SHORT TASK A
Reproduce the records that follow the interview, keeping every line unchanged.

DOCUMENT EXCERPT
# An exclusive interview with WotC President Greg Leeds



## Morrus (Apr 10, 2009)

As a special update, we have an exclusive interview with Wizards of the Coast's President, Greg Leeds.  This interview focuses on the events of the past week, specifically the decision to withdraw PDF versions of products from sale.  Special thanks goes to EN World members for suggesting questions.

Please tell us the reasons for the new policy on PDF sales. Is this a strategic business decision, a response to piracy, or a combination of the two? 

The decision was made for both reasons. The piracy of our products was increasing at an alarming rate, and we felt that it could have a negative impact not only to Wizards of the Coast, but to the hobby industry as a whole. 

Is online piracy a continuing annoyance for Wizards, a substantial concern, or something between the two? Are there estimates of lost sales figures that you can share?

The piracy became a substantial concern when we saw thousands of copies of our recently released Player’s Handbook 2 being downloaded illegally within hours of its release. We cannot share sales figures, but I can tell you that we conservatively estimate the ratio of illicit downloads to legally purchased copies was 10:1. 

3. The decision to revoke PDFs means that Wizards no longer provides any method to acquire out-of-print books such as material from older editions. Is there any plan to resume allowing customers access to copies of these works through Wizards, or will legitimate customers have to go through out-of-print channels to acquire these products? If the latter is true, why would Wizards choose to avoid providing this access?

We do not have any plans to resume the sale of PDFs, but are actively exploring other options for the digital distribution of our content – including older editions. We understand that digital content is important to our customers. 

4. Some D&D customers are frustrated because they see this sales policy as a step backwards, punishing the customers who choose to legally acquire electronic Wizards products while not significantly affecting online book piracy. What’s your opinion on this issue, and what effect do you anticipate that the new PDF sales policy will have on piracy?

While we understand that our actions will not eliminate piracy all together, we don’t want to make it easy to acquire illegally, either. We need to have a strong retail base in order to support (and grow) the hobby industry. We hope to deter future offenders – or at least slow down their path to obtaining illegal products. 

5. Online retailers received notice of the new policy less than 24 hours before PDF sales were required to cease. Why wasn't the cessation of PDF sales announced with more than a few hours before the materials were no longer available?

Data extracted from a collection
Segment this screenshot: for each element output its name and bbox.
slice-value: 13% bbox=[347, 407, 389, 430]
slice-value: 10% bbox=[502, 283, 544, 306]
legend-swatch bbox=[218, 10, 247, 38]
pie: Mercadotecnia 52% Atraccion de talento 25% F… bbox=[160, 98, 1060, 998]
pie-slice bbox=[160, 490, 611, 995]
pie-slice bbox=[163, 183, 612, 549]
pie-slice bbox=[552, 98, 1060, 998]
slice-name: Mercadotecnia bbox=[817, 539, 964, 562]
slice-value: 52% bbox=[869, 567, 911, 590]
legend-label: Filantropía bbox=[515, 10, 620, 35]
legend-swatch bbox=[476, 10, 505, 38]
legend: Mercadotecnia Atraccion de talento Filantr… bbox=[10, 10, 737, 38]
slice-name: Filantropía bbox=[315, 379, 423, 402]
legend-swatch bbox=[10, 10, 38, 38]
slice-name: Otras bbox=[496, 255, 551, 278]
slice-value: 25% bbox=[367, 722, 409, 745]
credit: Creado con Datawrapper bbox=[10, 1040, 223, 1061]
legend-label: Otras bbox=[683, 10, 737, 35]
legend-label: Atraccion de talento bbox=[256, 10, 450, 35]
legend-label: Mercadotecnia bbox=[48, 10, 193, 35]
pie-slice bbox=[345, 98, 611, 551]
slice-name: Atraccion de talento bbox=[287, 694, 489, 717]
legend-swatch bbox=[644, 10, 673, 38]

SHORT TASK B
Decide whether each statement agrees with the interview, answering yes or no and quoting the words that settle it: (i) Wizards of the Coast estimated the ratio of illegal downloads to legally purchased copies at 10:1. (ii) Wizards of the Coast plans to resume selling PDFs. (iii) Wizards of the Coast expects its actions to eliminate piracy entirely.

COMPLETE RESPONSE A
Segment this screenshot: for each element output its name and bbox.
slice-value: 13% bbox=[347, 407, 389, 430]
slice-value: 10% bbox=[502, 283, 544, 306]
legend-swatch bbox=[218, 10, 247, 38]
pie: Mercadotecnia 52% Atraccion de talento 25% F… bbox=[160, 98, 1060, 998]
pie-slice bbox=[160, 490, 611, 995]
pie-slice bbox=[163, 183, 612, 549]
pie-slice bbox=[552, 98, 1060, 998]
slice-name: Mercadotecnia bbox=[817, 539, 964, 562]
slice-value: 52% bbox=[869, 567, 911, 590]
legend-label: Filantropía bbox=[515, 10, 620, 35]
legend-swatch bbox=[476, 10, 505, 38]
legend: Mercadotecnia Atraccion de talento Filantr… bbox=[10, 10, 737, 38]
slice-name: Filantropía bbox=[315, 379, 423, 402]
legend-swatch bbox=[10, 10, 38, 38]
slice-name: Otras bbox=[496, 255, 551, 278]
slice-value: 25% bbox=[367, 722, 409, 745]
credit: Creado con Datawrapper bbox=[10, 1040, 223, 1061]
legend-label: Otras bbox=[683, 10, 737, 35]
legend-label: Atraccion de talento bbox=[256, 10, 450, 35]
legend-label: Mercadotecnia bbox=[48, 10, 193, 35]
pie-slice bbox=[345, 98, 611, 551]
slice-name: Atraccion de talento bbox=[287, 694, 489, 717]
legend-swatch bbox=[644, 10, 673, 38]

COMPLETE RESPONSE B
(i) Yes: "we conservatively estimate the ratio of illicit downloads to legally purchased copies was 10:1"
(ii) No: "We do not have any plans to resume the sale of PDFs"
(iii) No: "we understand that our actions will not eliminate piracy all together"